■ **INSTRUCTION**
Report the number of lines where the string "this" occurs, and write nothing else.

■ **RECORD EXTRACTS**
━━━

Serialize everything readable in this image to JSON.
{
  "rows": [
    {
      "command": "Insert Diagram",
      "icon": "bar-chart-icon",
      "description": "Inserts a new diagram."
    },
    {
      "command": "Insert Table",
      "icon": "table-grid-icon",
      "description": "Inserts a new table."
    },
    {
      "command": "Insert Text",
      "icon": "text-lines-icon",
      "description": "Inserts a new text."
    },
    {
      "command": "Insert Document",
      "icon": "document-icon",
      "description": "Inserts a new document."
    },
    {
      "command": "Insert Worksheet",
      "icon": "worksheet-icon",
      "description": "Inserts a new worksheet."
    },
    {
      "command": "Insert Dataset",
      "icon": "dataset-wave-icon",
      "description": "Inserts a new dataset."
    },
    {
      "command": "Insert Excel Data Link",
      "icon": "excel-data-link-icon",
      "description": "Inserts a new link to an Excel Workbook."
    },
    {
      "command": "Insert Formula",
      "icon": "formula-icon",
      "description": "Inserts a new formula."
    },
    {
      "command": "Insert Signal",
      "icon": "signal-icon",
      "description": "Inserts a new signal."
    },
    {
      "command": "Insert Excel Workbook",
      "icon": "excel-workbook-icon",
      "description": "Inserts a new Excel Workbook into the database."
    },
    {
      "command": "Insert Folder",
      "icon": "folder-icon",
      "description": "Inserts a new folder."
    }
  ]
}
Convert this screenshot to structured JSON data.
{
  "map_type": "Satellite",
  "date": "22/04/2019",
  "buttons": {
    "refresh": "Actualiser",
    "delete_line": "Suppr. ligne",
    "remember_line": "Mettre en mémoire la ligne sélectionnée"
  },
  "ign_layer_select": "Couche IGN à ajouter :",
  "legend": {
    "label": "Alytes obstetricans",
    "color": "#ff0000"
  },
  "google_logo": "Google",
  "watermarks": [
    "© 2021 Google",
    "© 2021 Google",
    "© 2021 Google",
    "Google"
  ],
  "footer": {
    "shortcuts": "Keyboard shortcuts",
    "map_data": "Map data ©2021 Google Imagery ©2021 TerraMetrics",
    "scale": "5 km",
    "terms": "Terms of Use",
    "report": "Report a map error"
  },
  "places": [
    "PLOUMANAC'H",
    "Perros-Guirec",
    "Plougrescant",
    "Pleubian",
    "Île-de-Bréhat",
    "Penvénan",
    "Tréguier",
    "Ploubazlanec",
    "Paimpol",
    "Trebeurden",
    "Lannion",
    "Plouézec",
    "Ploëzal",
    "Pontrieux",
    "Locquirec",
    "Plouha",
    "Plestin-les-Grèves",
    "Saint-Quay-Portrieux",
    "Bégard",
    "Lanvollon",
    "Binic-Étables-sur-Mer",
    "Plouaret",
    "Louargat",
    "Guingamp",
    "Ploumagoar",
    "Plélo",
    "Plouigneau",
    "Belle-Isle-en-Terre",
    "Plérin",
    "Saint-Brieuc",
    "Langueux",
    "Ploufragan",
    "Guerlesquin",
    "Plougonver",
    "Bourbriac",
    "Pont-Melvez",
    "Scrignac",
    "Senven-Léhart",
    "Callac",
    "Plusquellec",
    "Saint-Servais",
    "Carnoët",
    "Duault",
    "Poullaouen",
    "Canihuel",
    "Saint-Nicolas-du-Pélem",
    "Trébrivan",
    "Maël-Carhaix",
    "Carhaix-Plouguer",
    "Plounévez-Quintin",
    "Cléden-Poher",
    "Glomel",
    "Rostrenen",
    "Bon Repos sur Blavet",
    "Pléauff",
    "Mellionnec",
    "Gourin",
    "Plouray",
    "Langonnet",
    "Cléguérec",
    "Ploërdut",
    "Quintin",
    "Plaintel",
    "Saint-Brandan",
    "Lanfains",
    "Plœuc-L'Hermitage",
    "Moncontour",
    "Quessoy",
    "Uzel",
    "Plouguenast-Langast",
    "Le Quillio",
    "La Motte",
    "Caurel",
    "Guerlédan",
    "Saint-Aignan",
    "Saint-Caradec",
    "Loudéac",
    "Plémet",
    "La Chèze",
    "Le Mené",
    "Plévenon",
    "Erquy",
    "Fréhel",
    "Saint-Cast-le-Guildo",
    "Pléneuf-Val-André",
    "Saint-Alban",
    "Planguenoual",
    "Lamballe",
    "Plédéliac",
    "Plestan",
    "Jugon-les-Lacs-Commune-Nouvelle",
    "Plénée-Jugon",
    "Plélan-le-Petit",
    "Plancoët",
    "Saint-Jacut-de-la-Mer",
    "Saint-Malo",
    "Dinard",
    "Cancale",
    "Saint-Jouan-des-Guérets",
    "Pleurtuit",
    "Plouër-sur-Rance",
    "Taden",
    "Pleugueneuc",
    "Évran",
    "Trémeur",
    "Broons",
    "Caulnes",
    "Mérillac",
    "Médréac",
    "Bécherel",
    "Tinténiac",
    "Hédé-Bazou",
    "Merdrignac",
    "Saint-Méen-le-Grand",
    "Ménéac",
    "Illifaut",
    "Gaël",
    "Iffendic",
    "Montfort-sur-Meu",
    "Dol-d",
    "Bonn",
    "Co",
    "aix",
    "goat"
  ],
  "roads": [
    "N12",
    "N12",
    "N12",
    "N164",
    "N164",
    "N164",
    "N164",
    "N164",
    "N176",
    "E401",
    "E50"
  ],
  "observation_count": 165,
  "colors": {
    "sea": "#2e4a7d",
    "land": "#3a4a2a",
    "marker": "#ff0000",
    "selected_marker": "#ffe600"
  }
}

━━━

■ **RIGHT ANSWER**
2